# Short task
Look through the data and write out every line with the word "JSON" in it.

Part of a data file
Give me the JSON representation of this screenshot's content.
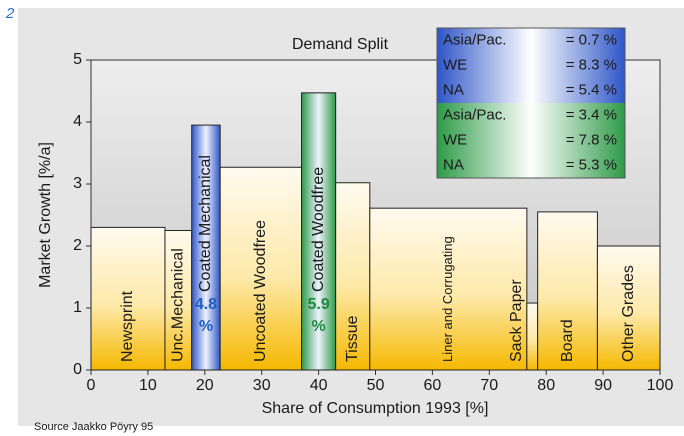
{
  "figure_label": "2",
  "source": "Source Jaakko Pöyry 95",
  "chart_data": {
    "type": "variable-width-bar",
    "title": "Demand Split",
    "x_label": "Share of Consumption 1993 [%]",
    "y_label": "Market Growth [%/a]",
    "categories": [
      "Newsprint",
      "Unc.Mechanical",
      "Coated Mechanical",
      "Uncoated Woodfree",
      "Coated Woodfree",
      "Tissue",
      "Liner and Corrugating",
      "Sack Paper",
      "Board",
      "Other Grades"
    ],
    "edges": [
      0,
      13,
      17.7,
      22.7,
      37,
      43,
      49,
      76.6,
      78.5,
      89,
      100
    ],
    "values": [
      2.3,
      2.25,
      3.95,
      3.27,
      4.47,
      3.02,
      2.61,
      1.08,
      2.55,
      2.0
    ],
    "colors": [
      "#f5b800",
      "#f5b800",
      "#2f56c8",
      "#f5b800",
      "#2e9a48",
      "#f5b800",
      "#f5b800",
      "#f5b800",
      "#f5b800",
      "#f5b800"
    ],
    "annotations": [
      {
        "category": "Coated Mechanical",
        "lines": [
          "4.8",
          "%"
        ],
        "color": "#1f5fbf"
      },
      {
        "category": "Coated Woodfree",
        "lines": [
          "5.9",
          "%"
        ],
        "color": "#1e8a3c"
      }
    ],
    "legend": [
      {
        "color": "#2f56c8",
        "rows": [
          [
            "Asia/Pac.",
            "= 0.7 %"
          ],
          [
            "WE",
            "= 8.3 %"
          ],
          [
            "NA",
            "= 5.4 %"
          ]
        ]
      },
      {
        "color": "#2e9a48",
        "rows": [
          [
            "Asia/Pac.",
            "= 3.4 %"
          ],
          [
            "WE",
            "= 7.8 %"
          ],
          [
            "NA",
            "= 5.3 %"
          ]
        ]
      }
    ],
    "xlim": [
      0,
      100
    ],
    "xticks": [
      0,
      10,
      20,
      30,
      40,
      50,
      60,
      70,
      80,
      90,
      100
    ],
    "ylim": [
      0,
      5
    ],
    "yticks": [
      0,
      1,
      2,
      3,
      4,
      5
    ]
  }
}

...

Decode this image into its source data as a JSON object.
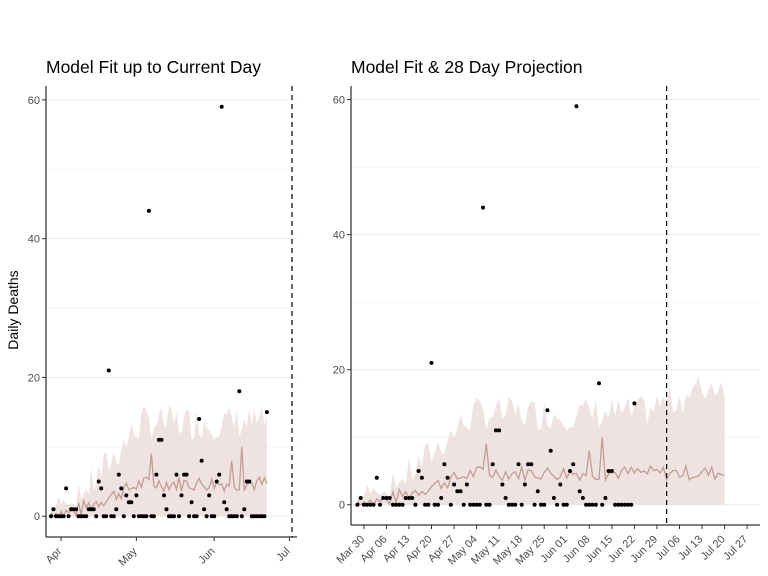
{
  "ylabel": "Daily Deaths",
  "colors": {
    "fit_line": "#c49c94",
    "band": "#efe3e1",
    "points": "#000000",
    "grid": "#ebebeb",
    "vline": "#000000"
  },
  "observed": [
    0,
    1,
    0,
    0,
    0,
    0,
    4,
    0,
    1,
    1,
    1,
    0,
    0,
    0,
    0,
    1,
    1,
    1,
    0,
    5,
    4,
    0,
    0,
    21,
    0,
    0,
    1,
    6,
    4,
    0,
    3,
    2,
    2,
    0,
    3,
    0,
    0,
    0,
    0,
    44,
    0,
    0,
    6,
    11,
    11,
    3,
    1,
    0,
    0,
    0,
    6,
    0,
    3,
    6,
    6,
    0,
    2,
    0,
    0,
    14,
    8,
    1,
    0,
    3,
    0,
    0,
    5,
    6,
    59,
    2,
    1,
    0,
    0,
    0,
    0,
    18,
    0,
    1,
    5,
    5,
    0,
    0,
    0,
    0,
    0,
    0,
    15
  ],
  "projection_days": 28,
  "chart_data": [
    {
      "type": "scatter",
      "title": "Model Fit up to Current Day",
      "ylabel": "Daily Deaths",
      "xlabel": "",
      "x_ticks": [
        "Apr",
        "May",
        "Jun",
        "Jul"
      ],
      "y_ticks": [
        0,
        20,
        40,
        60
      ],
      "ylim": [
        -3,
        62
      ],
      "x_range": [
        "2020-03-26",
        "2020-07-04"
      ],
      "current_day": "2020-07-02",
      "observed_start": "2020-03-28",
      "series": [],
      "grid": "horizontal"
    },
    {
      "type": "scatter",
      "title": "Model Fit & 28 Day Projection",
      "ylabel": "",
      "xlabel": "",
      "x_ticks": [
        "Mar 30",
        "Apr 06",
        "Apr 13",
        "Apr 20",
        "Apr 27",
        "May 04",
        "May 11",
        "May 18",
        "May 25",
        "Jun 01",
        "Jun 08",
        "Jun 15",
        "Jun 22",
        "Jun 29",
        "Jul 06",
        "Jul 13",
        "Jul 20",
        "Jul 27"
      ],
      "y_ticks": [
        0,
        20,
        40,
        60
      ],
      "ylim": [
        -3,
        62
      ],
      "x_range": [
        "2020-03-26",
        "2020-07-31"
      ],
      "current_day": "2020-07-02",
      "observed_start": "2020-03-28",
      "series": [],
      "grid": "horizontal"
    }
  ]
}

# Problem solution
Give me the JSON representation of this screenshot's content.
Decode this image into its source data as a JSON object.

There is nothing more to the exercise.